Stated problem:
Send each entry back exactly as given, pictures excluded.

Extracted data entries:
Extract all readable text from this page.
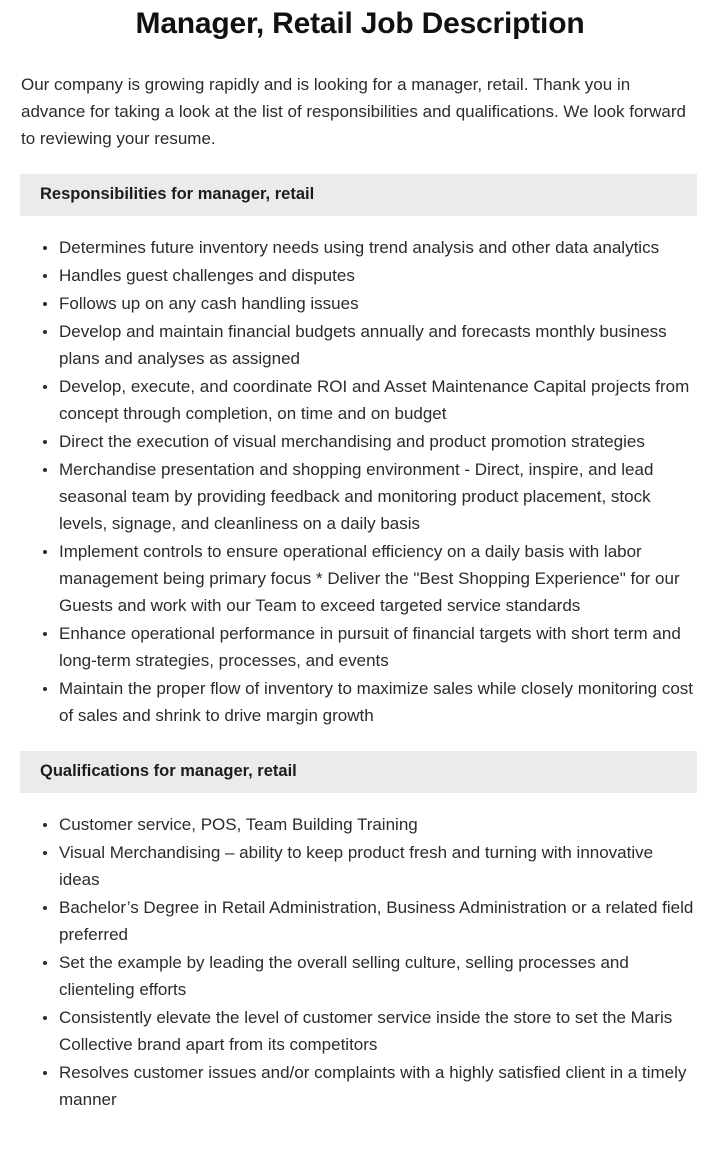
Manager, Retail Job Description

Our company is growing rapidly and is looking for a manager, retail. Thank you in advance for taking a look at the list of responsibilities and qualifications. We look forward to reviewing your resume.

Responsibilities for manager, retail
Determines future inventory needs using trend analysis and other data analytics
Handles guest challenges and disputes
Follows up on any cash handling issues
Develop and maintain financial budgets annually and forecasts monthly business plans and analyses as assigned
Develop, execute, and coordinate ROI and Asset Maintenance Capital projects from concept through completion, on time and on budget
Direct the execution of visual merchandising and product promotion strategies
Merchandise presentation and shopping environment - Direct, inspire, and lead seasonal team by providing feedback and monitoring product placement, stock levels, signage, and cleanliness on a daily basis
Implement controls to ensure operational efficiency on a daily basis with labor management being primary focus * Deliver the "Best Shopping Experience" for our Guests and work with our Team to exceed targeted service standards
Enhance operational performance in pursuit of financial targets with short term and long-term strategies, processes, and events
Maintain the proper flow of inventory to maximize sales while closely monitoring cost of sales and shrink to drive margin growth
Qualifications for manager, retail
Customer service, POS, Team Building Training
Visual Merchandising – ability to keep product fresh and turning with innovative ideas
Bachelor’s Degree in Retail Administration, Business Administration or a related field preferred
Set the example by leading the overall selling culture, selling processes and clienteling efforts
Consistently elevate the level of customer service inside the store to set the Maris Collective brand apart from its competitors
Resolves customer issues and/or complaints with a highly satisfied client in a timely manner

Output for this task:
Extract all readable text from this page.
Manager, Retail Job Description

Our company is growing rapidly and is looking for a manager, retail. Thank you in advance for taking a look at the list of responsibilities and qualifications. We look forward to reviewing your resume.

Responsibilities for manager, retail
Determines future inventory needs using trend analysis and other data analytics
Handles guest challenges and disputes
Follows up on any cash handling issues
Develop and maintain financial budgets annually and forecasts monthly business plans and analyses as assigned
Develop, execute, and coordinate ROI and Asset Maintenance Capital projects from concept through completion, on time and on budget
Direct the execution of visual merchandising and product promotion strategies
Merchandise presentation and shopping environment - Direct, inspire, and lead seasonal team by providing feedback and monitoring product placement, stock levels, signage, and cleanliness on a daily basis
Implement controls to ensure operational efficiency on a daily basis with labor management being primary focus * Deliver the "Best Shopping Experience" for our Guests and work with our Team to exceed targeted service standards
Enhance operational performance in pursuit of financial targets with short term and long-term strategies, processes, and events
Maintain the proper flow of inventory to maximize sales while closely monitoring cost of sales and shrink to drive margin growth
Qualifications for manager, retail
Customer service, POS, Team Building Training
Visual Merchandising – ability to keep product fresh and turning with innovative ideas
Bachelor’s Degree in Retail Administration, Business Administration or a related field preferred
Set the example by leading the overall selling culture, selling processes and clienteling efforts
Consistently elevate the level of customer service inside the store to set the Maris Collective brand apart from its competitors
Resolves customer issues and/or complaints with a highly satisfied client in a timely manner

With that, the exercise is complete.